⟨
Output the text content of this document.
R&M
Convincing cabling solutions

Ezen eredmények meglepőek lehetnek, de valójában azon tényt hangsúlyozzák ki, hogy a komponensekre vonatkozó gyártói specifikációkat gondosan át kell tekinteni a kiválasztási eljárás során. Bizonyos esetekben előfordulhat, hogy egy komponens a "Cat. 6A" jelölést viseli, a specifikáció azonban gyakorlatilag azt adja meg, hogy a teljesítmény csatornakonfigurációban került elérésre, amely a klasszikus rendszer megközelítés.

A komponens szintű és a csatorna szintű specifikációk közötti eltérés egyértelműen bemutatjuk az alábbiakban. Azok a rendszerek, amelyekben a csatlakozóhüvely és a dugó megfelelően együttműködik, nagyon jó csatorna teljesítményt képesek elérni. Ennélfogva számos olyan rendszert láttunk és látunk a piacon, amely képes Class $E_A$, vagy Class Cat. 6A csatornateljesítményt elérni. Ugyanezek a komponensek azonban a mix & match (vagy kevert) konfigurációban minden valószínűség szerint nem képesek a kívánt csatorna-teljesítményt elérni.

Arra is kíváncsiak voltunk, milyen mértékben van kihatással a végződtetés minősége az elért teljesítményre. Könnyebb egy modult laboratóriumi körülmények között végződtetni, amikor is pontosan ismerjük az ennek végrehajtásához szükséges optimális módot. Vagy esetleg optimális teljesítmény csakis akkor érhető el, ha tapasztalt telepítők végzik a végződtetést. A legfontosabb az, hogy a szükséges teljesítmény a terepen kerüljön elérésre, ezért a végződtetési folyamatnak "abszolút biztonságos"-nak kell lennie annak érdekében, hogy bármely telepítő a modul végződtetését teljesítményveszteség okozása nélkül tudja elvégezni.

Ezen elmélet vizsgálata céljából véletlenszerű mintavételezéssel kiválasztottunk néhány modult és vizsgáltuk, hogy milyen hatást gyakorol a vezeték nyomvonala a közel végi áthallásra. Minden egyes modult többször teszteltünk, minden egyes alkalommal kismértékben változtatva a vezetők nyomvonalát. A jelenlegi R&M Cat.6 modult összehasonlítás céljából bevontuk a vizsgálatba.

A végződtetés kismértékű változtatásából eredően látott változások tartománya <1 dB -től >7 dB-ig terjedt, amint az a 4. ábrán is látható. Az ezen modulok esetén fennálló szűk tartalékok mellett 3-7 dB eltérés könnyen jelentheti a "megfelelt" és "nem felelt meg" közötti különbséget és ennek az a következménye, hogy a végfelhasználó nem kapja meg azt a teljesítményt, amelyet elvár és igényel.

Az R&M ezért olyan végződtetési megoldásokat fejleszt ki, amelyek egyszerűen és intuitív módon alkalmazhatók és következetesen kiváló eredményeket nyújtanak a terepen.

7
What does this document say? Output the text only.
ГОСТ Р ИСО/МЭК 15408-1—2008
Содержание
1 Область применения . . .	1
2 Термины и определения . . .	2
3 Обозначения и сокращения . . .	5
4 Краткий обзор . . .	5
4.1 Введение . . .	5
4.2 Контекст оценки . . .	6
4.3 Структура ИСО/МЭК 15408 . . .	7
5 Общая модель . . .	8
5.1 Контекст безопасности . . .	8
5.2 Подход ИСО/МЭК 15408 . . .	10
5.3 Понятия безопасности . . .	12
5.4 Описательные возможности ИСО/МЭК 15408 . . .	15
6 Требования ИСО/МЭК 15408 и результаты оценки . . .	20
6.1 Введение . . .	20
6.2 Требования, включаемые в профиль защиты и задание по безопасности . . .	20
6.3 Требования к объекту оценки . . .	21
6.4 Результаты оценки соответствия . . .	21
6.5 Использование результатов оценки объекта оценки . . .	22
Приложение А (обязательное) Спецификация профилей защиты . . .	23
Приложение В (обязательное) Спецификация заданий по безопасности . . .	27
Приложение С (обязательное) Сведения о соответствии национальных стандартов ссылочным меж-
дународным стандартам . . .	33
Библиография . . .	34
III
⟩
→ TASK PROMPT: Search the lines for the string "teljesítményt" and copy every line that has it.

→ WRITTEN ANSWER:
A komponens szintű és a csatorna szintű specifikációk közötti eltérés egyértelműen bemutatjuk az alábbiakban. Azok a rendszerek, amelyekben a csatlakozóhüvely és a dugó megfelelően együttműködik, nagyon jó csatorna teljesítményt képesek elérni. Ennélfogva számos olyan rendszert láttunk és látunk a piacon, amely képes Class $E_A$, vagy Class Cat. 6A csatornateljesítményt elérni. Ugyanezek a komponensek azonban a mix & match (vagy kevert) konfigurációban minden valószínűség szerint nem képesek a kívánt csatorna-teljesítményt elérni.
A végződtetés kismértékű változtatásából eredően látott változások tartománya <1 dB -től >7 dB-ig terjedt, amint az a 4. ábrán is látható. Az ezen modulok esetén fennálló szűk tartalékok mellett 3-7 dB eltérés könnyen jelentheti a "megfelelt" és "nem felelt meg" közötti különbséget és ennek az a következménye, hogy a végfelhasználó nem kapja meg azt a teljesítményt, amelyet elvár és igényel.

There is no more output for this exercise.